• Dataset records:
((

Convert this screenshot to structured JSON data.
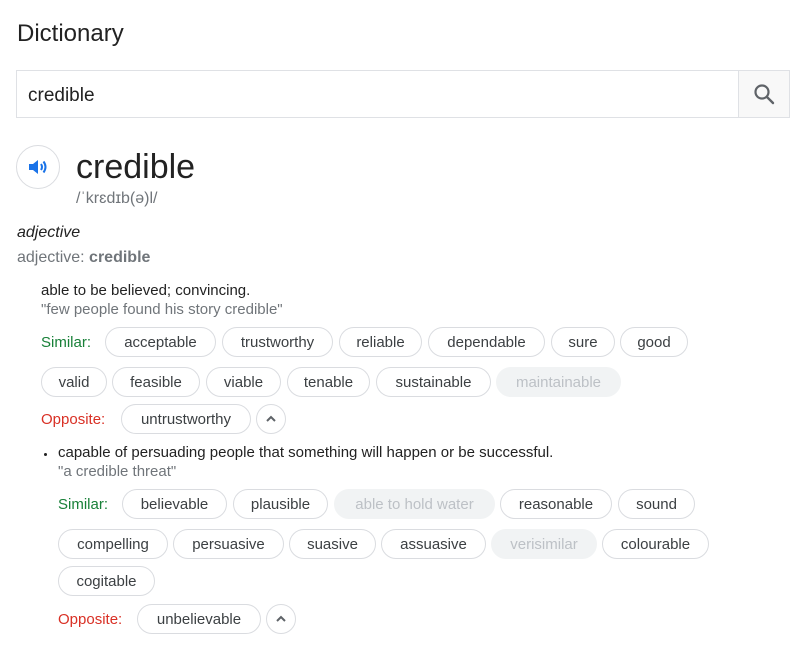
{
  "page_title": "Dictionary",
  "search": {
    "query": "credible"
  },
  "entry": {
    "word": "credible",
    "phonetic": "/ˈkrɛdɪb(ə)l/",
    "part_of_speech": "adjective",
    "inflection_prefix": "adjective: ",
    "inflection_word": "credible"
  },
  "labels": {
    "similar": "Similar:",
    "opposite": "Opposite:"
  },
  "senses": [
    {
      "definition": "able to be believed; convincing.",
      "example": "\"few people found his story credible\"",
      "similar": [
        "acceptable",
        "trustworthy",
        "reliable",
        "dependable",
        "sure",
        "good",
        "valid",
        "feasible",
        "viable",
        "tenable",
        "sustainable",
        "maintainable"
      ],
      "opposite": [
        "untrustworthy"
      ]
    },
    {
      "definition": "capable of persuading people that something will happen or be successful.",
      "example": "\"a credible threat\"",
      "similar": [
        "believable",
        "plausible",
        "able to hold water",
        "reasonable",
        "sound",
        "compelling",
        "persuasive",
        "suasive",
        "assuasive",
        "verisimilar",
        "colourable",
        "cogitable"
      ],
      "opposite": [
        "unbelievable"
      ]
    }
  ],
  "icons": {
    "search": "search-icon",
    "speaker": "speaker-icon",
    "collapse": "chevron-up-icon"
  },
  "colors": {
    "similar_label": "#188038",
    "opposite_label": "#d93025",
    "accent": "#1a73e8"
  }
}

))

• Problem to solve:
Set down the material above as is, without any pictures.

• Answer to the problem:
Convert this screenshot to structured JSON data.
{
  "page_title": "Dictionary",
  "search": {
    "query": "credible"
  },
  "entry": {
    "word": "credible",
    "phonetic": "/ˈkrɛdɪb(ə)l/",
    "part_of_speech": "adjective",
    "inflection_prefix": "adjective: ",
    "inflection_word": "credible"
  },
  "labels": {
    "similar": "Similar:",
    "opposite": "Opposite:"
  },
  "senses": [
    {
      "definition": "able to be believed; convincing.",
      "example": "\"few people found his story credible\"",
      "similar": [
        "acceptable",
        "trustworthy",
        "reliable",
        "dependable",
        "sure",
        "good",
        "valid",
        "feasible",
        "viable",
        "tenable",
        "sustainable",
        "maintainable"
      ],
      "opposite": [
        "untrustworthy"
      ]
    },
    {
      "definition": "capable of persuading people that something will happen or be successful.",
      "example": "\"a credible threat\"",
      "similar": [
        "believable",
        "plausible",
        "able to hold water",
        "reasonable",
        "sound",
        "compelling",
        "persuasive",
        "suasive",
        "assuasive",
        "verisimilar",
        "colourable",
        "cogitable"
      ],
      "opposite": [
        "unbelievable"
      ]
    }
  ],
  "icons": {
    "search": "search-icon",
    "speaker": "speaker-icon",
    "collapse": "chevron-up-icon"
  },
  "colors": {
    "similar_label": "#188038",
    "opposite_label": "#d93025",
    "accent": "#1a73e8"
  }
}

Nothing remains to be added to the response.